• **Your task**
Reproduce exactly only the lines from the line that holds "Decode this image" to the line that holds "Read all visible content and emit it as JSON.", inclusive, in the listing below, and please leave out every picture.

— start of Records provided —

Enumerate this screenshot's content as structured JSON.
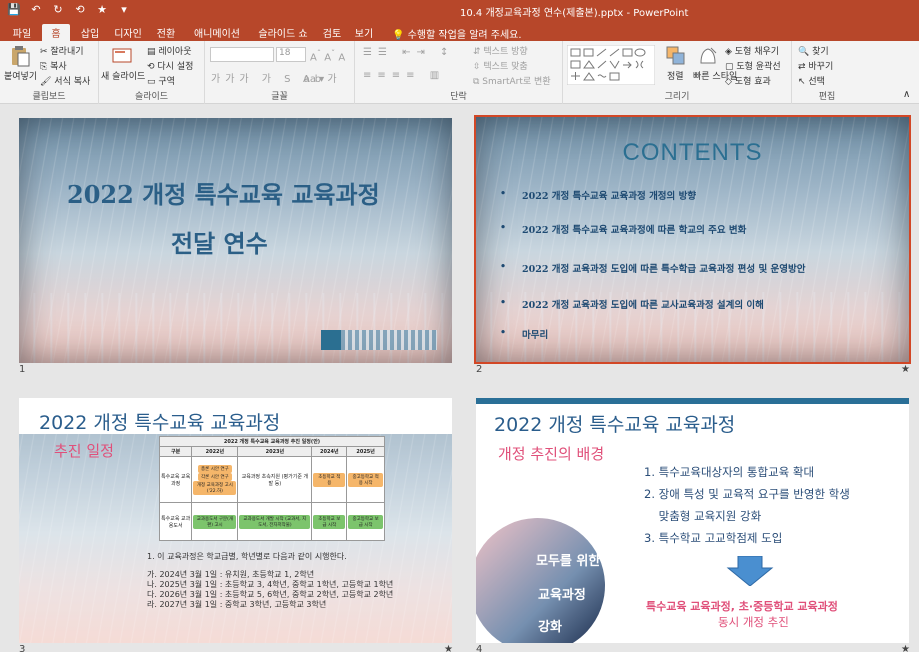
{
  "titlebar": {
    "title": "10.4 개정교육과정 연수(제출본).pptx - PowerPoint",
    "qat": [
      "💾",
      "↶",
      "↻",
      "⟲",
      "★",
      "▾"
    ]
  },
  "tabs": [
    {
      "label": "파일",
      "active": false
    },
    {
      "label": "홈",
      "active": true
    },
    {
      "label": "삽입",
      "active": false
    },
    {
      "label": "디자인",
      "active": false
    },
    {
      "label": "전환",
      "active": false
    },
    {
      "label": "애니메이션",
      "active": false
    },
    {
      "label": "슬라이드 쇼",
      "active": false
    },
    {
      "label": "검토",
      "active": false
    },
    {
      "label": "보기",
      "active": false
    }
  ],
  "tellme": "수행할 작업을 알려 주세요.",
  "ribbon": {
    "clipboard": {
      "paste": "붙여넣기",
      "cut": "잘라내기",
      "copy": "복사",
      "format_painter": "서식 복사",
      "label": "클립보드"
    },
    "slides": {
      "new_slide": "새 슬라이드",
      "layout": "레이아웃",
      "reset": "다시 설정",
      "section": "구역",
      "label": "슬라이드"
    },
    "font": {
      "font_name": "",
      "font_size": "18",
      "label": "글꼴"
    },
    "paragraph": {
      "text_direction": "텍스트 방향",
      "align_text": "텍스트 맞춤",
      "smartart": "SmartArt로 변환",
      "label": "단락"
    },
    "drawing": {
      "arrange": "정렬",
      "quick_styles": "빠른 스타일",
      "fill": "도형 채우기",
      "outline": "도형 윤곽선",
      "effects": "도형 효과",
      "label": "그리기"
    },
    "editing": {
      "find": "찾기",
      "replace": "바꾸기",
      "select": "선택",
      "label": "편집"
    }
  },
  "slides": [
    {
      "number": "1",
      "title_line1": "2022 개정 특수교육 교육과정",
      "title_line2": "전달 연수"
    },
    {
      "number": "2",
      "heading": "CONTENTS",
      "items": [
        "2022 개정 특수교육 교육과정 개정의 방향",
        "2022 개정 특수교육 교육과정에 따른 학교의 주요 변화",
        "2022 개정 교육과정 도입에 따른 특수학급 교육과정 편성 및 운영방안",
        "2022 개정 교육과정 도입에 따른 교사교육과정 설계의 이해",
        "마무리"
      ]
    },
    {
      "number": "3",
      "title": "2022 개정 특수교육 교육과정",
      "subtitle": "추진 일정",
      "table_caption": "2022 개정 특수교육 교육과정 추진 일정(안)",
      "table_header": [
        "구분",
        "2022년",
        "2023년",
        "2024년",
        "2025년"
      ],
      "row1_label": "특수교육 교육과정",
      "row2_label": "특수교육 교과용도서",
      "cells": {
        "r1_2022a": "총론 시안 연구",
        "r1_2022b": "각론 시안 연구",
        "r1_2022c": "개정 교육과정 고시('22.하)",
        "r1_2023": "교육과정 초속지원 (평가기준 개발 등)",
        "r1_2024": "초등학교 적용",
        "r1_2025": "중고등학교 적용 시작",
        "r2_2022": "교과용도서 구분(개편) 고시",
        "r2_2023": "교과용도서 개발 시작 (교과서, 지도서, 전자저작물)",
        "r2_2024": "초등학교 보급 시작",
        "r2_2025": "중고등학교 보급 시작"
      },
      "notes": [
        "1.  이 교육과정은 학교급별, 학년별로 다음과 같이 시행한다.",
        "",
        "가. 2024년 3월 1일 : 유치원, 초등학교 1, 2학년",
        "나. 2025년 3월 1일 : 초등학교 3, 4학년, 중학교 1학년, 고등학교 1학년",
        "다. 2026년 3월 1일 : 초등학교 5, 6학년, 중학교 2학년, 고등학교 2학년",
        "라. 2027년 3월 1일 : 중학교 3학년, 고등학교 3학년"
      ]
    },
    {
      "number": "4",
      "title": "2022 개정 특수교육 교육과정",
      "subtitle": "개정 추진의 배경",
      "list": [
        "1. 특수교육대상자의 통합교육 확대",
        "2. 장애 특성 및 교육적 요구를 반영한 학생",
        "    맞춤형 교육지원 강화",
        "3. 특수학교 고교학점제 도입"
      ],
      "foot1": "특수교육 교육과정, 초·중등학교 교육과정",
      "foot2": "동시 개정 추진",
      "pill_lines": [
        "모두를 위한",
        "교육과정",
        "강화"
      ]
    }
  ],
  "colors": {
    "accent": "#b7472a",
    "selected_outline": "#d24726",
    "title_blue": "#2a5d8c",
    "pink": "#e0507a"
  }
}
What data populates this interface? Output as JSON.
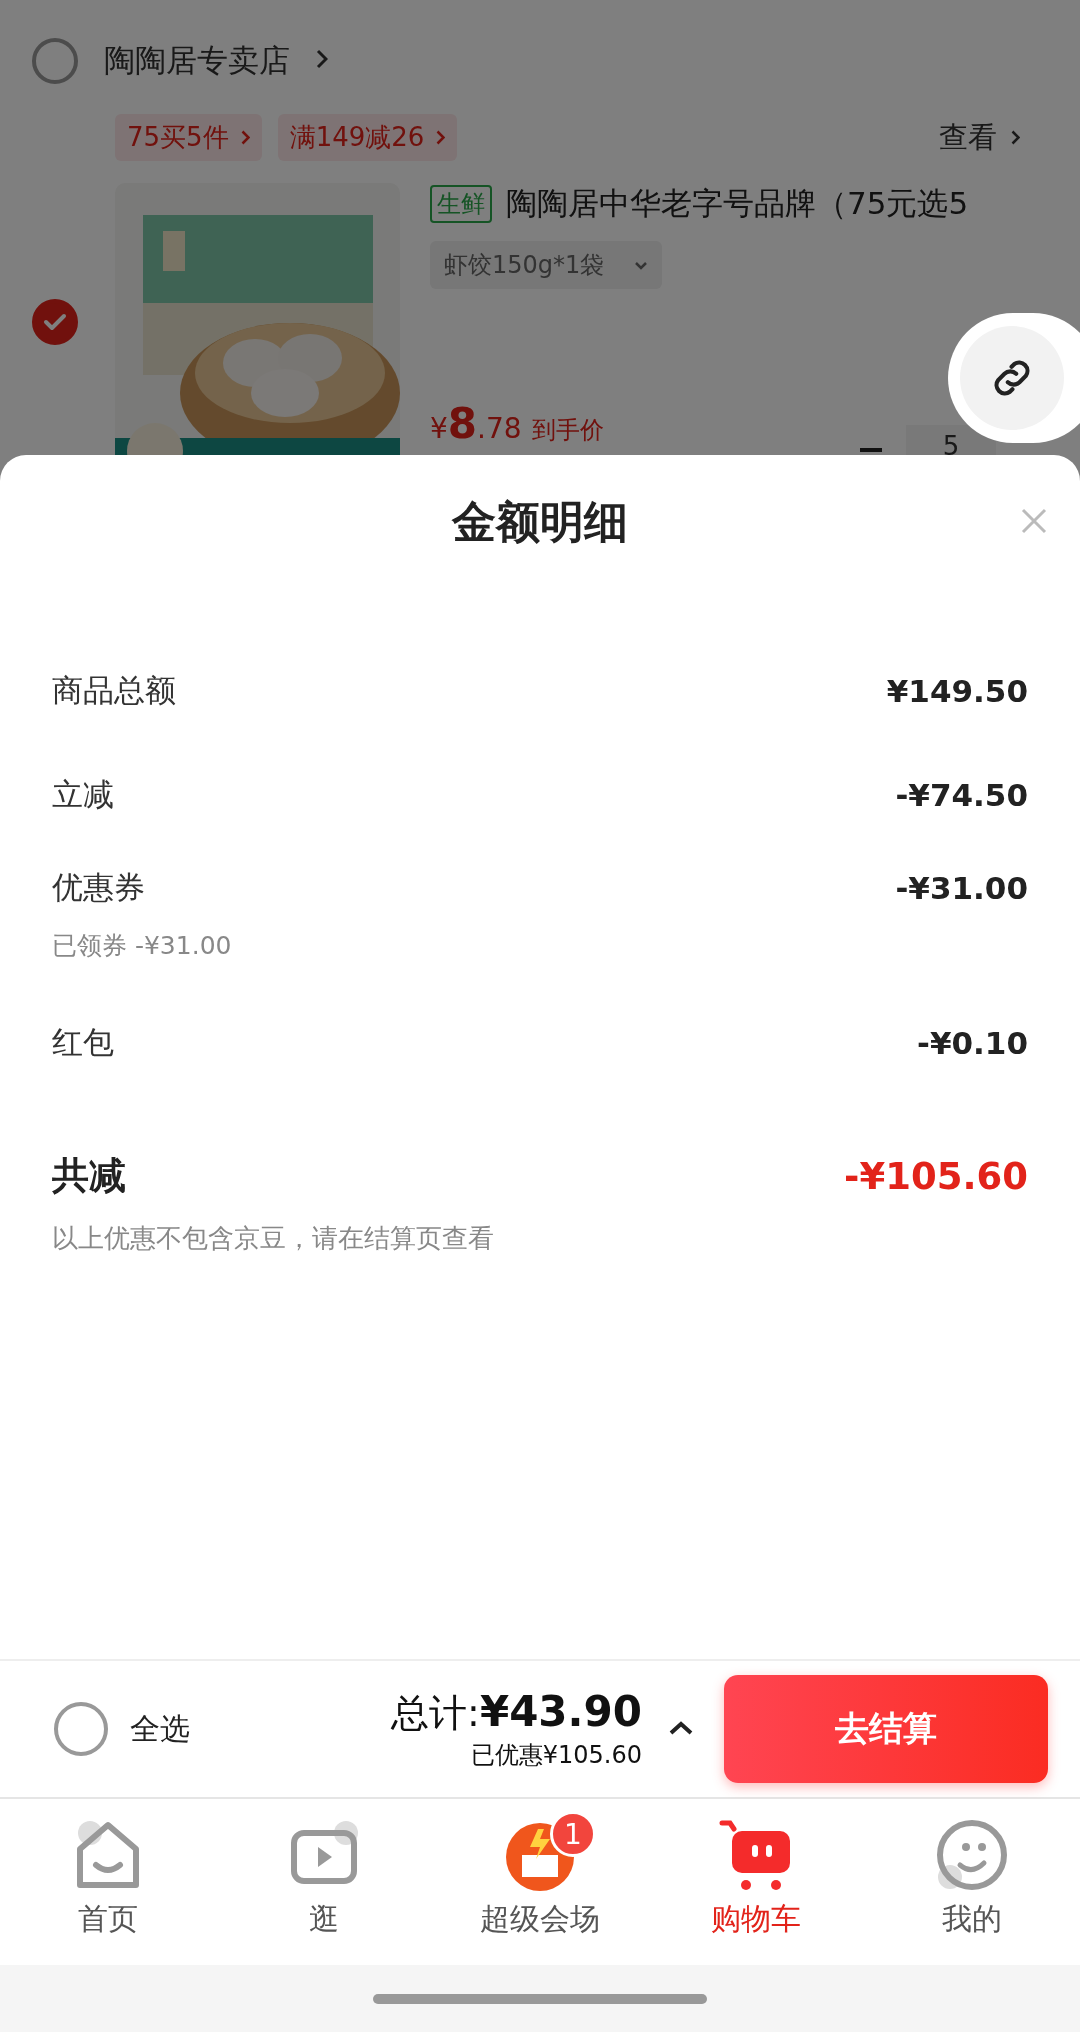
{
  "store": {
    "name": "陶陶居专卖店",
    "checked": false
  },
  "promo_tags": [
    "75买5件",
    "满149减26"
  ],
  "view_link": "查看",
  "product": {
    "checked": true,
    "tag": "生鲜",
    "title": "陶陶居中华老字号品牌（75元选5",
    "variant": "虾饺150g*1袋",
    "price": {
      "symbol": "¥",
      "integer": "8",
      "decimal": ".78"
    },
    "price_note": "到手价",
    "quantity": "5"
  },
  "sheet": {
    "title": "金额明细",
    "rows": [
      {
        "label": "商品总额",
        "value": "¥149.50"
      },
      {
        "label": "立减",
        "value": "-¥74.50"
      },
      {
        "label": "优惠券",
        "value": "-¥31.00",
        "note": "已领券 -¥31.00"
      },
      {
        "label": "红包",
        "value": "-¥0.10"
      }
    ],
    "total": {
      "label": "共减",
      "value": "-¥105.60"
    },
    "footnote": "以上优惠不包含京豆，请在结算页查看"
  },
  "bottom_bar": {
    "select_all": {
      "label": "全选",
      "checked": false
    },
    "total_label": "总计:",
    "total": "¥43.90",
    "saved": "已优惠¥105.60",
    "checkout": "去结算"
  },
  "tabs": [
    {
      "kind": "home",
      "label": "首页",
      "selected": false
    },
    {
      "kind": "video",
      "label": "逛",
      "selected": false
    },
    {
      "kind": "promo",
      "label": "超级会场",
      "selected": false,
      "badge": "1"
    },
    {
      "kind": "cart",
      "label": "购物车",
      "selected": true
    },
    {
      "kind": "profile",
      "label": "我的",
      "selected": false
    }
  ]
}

— end of Records provided —
— start of Records provided —

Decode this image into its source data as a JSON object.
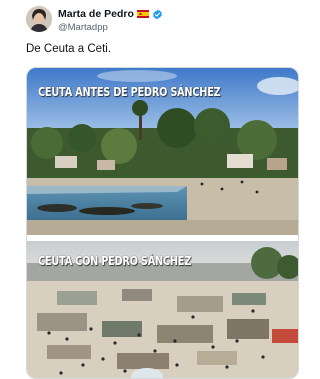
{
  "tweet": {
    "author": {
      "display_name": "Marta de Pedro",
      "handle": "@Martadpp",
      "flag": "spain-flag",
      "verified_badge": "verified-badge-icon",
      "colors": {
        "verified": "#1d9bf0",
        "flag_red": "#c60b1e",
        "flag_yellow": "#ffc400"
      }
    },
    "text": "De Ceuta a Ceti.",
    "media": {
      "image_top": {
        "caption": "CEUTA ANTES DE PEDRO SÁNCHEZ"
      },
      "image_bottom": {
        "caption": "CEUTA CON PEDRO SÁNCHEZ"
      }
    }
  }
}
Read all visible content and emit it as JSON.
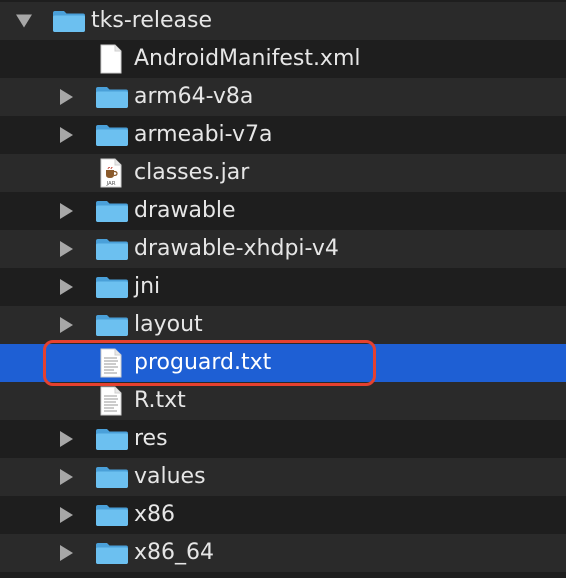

— end of Records provided —
— start of Records provided —

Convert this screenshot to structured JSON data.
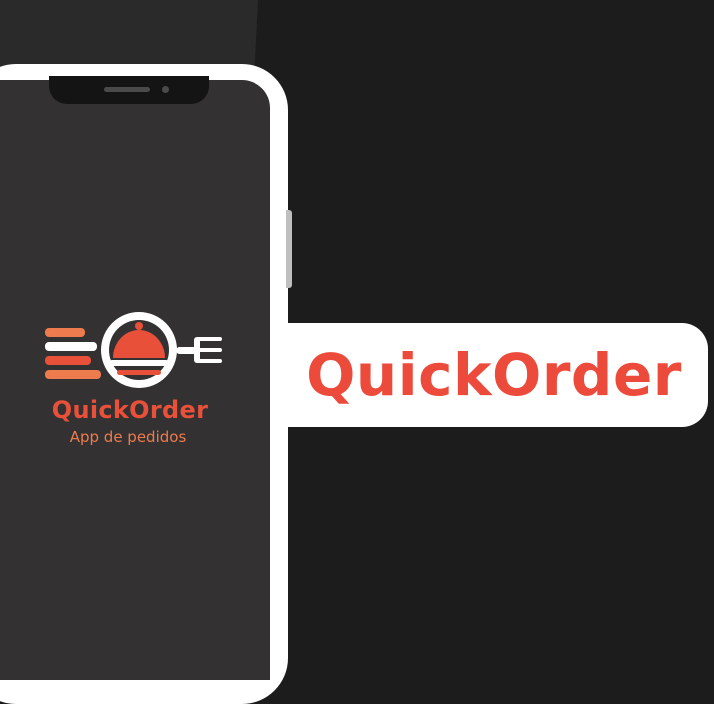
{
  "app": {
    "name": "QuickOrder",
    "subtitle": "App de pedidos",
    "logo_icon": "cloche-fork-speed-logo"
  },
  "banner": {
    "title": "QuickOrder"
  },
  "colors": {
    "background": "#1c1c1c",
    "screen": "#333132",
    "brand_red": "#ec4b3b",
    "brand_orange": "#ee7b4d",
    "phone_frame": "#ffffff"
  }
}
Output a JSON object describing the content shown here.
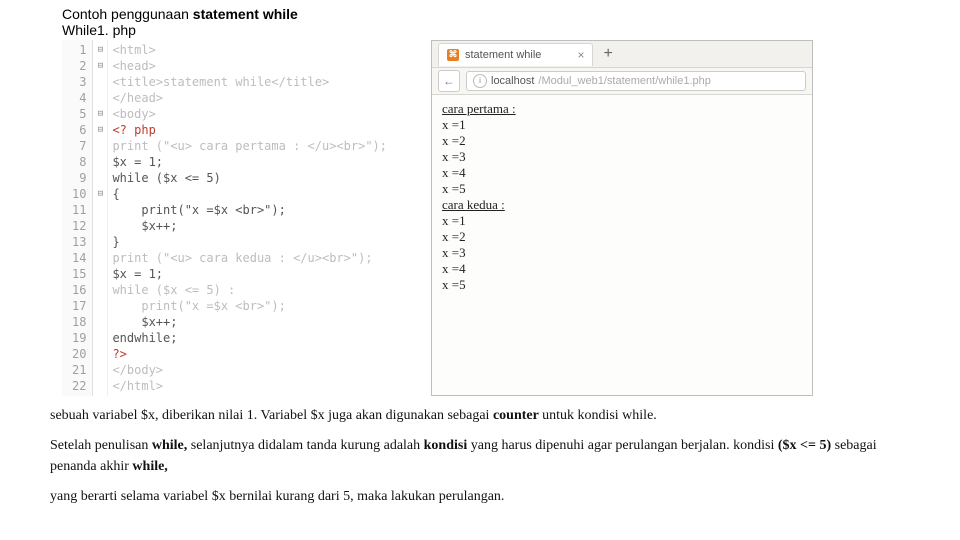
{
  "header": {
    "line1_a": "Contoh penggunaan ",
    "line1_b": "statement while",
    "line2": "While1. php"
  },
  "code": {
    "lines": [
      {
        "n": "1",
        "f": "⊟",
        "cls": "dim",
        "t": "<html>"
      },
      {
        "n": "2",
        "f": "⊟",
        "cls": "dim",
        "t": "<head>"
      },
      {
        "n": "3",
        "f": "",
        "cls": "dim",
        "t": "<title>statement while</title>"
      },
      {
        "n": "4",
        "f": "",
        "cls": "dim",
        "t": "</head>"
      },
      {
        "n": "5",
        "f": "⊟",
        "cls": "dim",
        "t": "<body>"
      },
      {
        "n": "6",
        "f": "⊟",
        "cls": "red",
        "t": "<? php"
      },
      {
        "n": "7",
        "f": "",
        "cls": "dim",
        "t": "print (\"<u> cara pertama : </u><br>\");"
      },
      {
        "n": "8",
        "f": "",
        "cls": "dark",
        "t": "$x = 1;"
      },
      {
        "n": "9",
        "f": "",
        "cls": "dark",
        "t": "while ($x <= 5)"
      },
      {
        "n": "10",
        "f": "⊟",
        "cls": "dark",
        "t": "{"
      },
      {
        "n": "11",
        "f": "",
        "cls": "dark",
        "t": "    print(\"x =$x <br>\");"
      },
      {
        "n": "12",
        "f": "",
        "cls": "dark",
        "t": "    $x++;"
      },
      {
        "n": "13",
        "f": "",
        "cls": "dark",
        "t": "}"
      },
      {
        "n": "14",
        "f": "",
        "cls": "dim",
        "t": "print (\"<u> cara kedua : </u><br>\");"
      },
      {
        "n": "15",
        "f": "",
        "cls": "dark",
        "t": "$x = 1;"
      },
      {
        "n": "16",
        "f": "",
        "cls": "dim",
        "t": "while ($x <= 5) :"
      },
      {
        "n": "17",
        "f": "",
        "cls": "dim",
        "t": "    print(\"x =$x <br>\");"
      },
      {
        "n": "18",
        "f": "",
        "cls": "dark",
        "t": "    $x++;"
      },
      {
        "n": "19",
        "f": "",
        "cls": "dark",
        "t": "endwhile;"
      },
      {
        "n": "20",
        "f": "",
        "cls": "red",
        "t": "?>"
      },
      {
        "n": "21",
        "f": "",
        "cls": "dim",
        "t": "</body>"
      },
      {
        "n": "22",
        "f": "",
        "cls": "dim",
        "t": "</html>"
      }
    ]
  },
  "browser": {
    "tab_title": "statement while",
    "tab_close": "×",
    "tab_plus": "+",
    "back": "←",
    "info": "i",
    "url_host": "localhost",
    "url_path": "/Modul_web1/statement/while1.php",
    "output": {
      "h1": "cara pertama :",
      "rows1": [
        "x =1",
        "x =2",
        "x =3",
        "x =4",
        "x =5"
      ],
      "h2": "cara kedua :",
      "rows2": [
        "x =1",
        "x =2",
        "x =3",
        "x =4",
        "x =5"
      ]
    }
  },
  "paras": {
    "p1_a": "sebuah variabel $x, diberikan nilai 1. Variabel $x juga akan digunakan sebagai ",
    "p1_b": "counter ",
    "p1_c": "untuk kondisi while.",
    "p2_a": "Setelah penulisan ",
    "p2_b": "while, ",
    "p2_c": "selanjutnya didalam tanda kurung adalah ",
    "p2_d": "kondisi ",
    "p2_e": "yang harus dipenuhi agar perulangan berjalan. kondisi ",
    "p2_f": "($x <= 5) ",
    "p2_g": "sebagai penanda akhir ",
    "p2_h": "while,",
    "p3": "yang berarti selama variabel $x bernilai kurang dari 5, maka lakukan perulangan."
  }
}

— end of Records provided —

• **Correct response**
Decode this image into its source data as a JSON object.
{
  "tweet": {
    "author": {
      "display_name": "Marta de Pedro",
      "handle": "@Martadpp",
      "flag": "spain-flag",
      "verified_badge": "verified-badge-icon",
      "colors": {
        "verified": "#1d9bf0",
        "flag_red": "#c60b1e",
        "flag_yellow": "#ffc400"
      }
    },
    "text": "De Ceuta a Ceti.",
    "media": {
      "image_top": {
        "caption": "CEUTA ANTES DE PEDRO SÁNCHEZ"
      },
      "image_bottom": {
        "caption": "CEUTA CON PEDRO SÁNCHEZ"
      }
    }
  }
}
Read all visible content and emit it as JSON.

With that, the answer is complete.